**WORK TO COMPLETE:**
Below you will find a set of lines. Repeat them all exactly.

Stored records
# # #

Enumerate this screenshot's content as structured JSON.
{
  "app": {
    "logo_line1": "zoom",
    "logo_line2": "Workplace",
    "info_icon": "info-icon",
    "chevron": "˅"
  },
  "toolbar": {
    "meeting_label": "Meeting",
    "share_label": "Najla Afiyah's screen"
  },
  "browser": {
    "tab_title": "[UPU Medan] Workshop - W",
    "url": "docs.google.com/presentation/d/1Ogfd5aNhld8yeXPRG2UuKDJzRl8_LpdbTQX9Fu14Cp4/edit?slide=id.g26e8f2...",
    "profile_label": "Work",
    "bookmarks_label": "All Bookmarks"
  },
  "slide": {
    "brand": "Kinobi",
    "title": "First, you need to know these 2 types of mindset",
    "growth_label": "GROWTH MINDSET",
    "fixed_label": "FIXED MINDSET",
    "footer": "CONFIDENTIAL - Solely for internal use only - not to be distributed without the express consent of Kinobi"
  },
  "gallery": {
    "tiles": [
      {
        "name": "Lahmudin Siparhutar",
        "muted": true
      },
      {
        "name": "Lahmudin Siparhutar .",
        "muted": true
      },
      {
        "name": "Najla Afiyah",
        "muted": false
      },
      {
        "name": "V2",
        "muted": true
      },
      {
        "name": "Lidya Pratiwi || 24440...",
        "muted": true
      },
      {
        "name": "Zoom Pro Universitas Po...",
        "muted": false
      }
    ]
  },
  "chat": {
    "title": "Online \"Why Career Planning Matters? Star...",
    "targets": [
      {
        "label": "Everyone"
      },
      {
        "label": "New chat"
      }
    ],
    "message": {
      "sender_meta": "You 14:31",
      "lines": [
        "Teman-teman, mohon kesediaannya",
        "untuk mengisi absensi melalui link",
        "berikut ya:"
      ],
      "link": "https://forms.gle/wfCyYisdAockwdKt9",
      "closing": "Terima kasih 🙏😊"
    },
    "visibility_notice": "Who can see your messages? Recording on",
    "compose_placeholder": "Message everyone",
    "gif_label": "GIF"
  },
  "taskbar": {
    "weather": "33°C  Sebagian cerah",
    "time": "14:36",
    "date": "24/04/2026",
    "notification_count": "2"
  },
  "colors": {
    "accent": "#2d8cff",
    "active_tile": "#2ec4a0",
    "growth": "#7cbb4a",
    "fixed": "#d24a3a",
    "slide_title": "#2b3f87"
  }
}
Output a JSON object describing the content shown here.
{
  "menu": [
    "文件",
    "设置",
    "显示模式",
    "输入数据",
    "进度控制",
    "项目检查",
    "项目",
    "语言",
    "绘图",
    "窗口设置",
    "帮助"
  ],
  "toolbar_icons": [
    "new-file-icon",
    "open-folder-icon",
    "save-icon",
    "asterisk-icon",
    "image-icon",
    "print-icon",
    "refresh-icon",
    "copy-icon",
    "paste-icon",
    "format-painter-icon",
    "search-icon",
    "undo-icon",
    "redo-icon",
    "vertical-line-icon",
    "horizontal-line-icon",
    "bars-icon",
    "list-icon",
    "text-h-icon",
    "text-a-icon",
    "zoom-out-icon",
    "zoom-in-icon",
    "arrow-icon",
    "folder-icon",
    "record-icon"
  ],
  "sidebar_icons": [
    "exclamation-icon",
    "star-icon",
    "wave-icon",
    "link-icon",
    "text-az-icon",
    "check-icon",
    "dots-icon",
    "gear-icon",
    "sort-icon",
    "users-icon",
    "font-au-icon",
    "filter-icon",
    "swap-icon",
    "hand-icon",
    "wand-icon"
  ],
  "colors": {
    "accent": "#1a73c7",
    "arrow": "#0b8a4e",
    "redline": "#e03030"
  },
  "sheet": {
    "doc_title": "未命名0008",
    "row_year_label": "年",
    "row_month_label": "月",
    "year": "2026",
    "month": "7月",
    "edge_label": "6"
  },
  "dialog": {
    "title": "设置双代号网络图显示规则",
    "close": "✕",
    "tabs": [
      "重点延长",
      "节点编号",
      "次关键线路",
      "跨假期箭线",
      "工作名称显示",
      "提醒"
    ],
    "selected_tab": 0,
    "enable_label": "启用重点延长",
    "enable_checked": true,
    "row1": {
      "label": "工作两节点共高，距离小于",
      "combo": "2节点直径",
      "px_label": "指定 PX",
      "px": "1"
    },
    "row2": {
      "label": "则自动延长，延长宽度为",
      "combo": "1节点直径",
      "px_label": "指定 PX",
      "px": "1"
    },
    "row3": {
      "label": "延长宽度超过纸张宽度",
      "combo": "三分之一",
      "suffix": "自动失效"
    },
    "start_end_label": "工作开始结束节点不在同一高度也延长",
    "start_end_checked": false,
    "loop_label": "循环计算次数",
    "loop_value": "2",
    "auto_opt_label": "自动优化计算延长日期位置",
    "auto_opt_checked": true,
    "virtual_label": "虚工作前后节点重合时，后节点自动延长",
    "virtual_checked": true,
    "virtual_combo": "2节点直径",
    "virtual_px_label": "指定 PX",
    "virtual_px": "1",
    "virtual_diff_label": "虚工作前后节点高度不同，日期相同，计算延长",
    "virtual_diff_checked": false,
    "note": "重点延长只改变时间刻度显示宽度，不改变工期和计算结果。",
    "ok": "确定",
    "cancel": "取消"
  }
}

# # #

**THE REPLY:**
Enumerate this screenshot's content as structured JSON.
{
  "app": {
    "logo_line1": "zoom",
    "logo_line2": "Workplace",
    "info_icon": "info-icon",
    "chevron": "˅"
  },
  "toolbar": {
    "meeting_label": "Meeting",
    "share_label": "Najla Afiyah's screen"
  },
  "browser": {
    "tab_title": "[UPU Medan] Workshop - W",
    "url": "docs.google.com/presentation/d/1Ogfd5aNhld8yeXPRG2UuKDJzRl8_LpdbTQX9Fu14Cp4/edit?slide=id.g26e8f2...",
    "profile_label": "Work",
    "bookmarks_label": "All Bookmarks"
  },
  "slide": {
    "brand": "Kinobi",
    "title": "First, you need to know these 2 types of mindset",
    "growth_label": "GROWTH MINDSET",
    "fixed_label": "FIXED MINDSET",
    "footer": "CONFIDENTIAL - Solely for internal use only - not to be distributed without the express consent of Kinobi"
  },
  "gallery": {
    "tiles": [
      {
        "name": "Lahmudin Siparhutar",
        "muted": true
      },
      {
        "name": "Lahmudin Siparhutar .",
        "muted": true
      },
      {
        "name": "Najla Afiyah",
        "muted": false
      },
      {
        "name": "V2",
        "muted": true
      },
      {
        "name": "Lidya Pratiwi || 24440...",
        "muted": true
      },
      {
        "name": "Zoom Pro Universitas Po...",
        "muted": false
      }
    ]
  },
  "chat": {
    "title": "Online \"Why Career Planning Matters? Star...",
    "targets": [
      {
        "label": "Everyone"
      },
      {
        "label": "New chat"
      }
    ],
    "message": {
      "sender_meta": "You 14:31",
      "lines": [
        "Teman-teman, mohon kesediaannya",
        "untuk mengisi absensi melalui link",
        "berikut ya:"
      ],
      "link": "https://forms.gle/wfCyYisdAockwdKt9",
      "closing": "Terima kasih 🙏😊"
    },
    "visibility_notice": "Who can see your messages? Recording on",
    "compose_placeholder": "Message everyone",
    "gif_label": "GIF"
  },
  "taskbar": {
    "weather": "33°C  Sebagian cerah",
    "time": "14:36",
    "date": "24/04/2026",
    "notification_count": "2"
  },
  "colors": {
    "accent": "#2d8cff",
    "active_tile": "#2ec4a0",
    "growth": "#7cbb4a",
    "fixed": "#d24a3a",
    "slide_title": "#2b3f87"
  }
}
Output a JSON object describing the content shown here.
{
  "menu": [
    "文件",
    "设置",
    "显示模式",
    "输入数据",
    "进度控制",
    "项目检查",
    "项目",
    "语言",
    "绘图",
    "窗口设置",
    "帮助"
  ],
  "toolbar_icons": [
    "new-file-icon",
    "open-folder-icon",
    "save-icon",
    "asterisk-icon",
    "image-icon",
    "print-icon",
    "refresh-icon",
    "copy-icon",
    "paste-icon",
    "format-painter-icon",
    "search-icon",
    "undo-icon",
    "redo-icon",
    "vertical-line-icon",
    "horizontal-line-icon",
    "bars-icon",
    "list-icon",
    "text-h-icon",
    "text-a-icon",
    "zoom-out-icon",
    "zoom-in-icon",
    "arrow-icon",
    "folder-icon",
    "record-icon"
  ],
  "sidebar_icons": [
    "exclamation-icon",
    "star-icon",
    "wave-icon",
    "link-icon",
    "text-az-icon",
    "check-icon",
    "dots-icon",
    "gear-icon",
    "sort-icon",
    "users-icon",
    "font-au-icon",
    "filter-icon",
    "swap-icon",
    "hand-icon",
    "wand-icon"
  ],
  "colors": {
    "accent": "#1a73c7",
    "arrow": "#0b8a4e",
    "redline": "#e03030"
  },
  "sheet": {
    "doc_title": "未命名0008",
    "row_year_label": "年",
    "row_month_label": "月",
    "year": "2026",
    "month": "7月",
    "edge_label": "6"
  },
  "dialog": {
    "title": "设置双代号网络图显示规则",
    "close": "✕",
    "tabs": [
      "重点延长",
      "节点编号",
      "次关键线路",
      "跨假期箭线",
      "工作名称显示",
      "提醒"
    ],
    "selected_tab": 0,
    "enable_label": "启用重点延长",
    "enable_checked": true,
    "row1": {
      "label": "工作两节点共高，距离小于",
      "combo": "2节点直径",
      "px_label": "指定 PX",
      "px": "1"
    },
    "row2": {
      "label": "则自动延长，延长宽度为",
      "combo": "1节点直径",
      "px_label": "指定 PX",
      "px": "1"
    },
    "row3": {
      "label": "延长宽度超过纸张宽度",
      "combo": "三分之一",
      "suffix": "自动失效"
    },
    "start_end_label": "工作开始结束节点不在同一高度也延长",
    "start_end_checked": false,
    "loop_label": "循环计算次数",
    "loop_value": "2",
    "auto_opt_label": "自动优化计算延长日期位置",
    "auto_opt_checked": true,
    "virtual_label": "虚工作前后节点重合时，后节点自动延长",
    "virtual_checked": true,
    "virtual_combo": "2节点直径",
    "virtual_px_label": "指定 PX",
    "virtual_px": "1",
    "virtual_diff_label": "虚工作前后节点高度不同，日期相同，计算延长",
    "virtual_diff_checked": false,
    "note": "重点延长只改变时间刻度显示宽度，不改变工期和计算结果。",
    "ok": "确定",
    "cancel": "取消"
  }
}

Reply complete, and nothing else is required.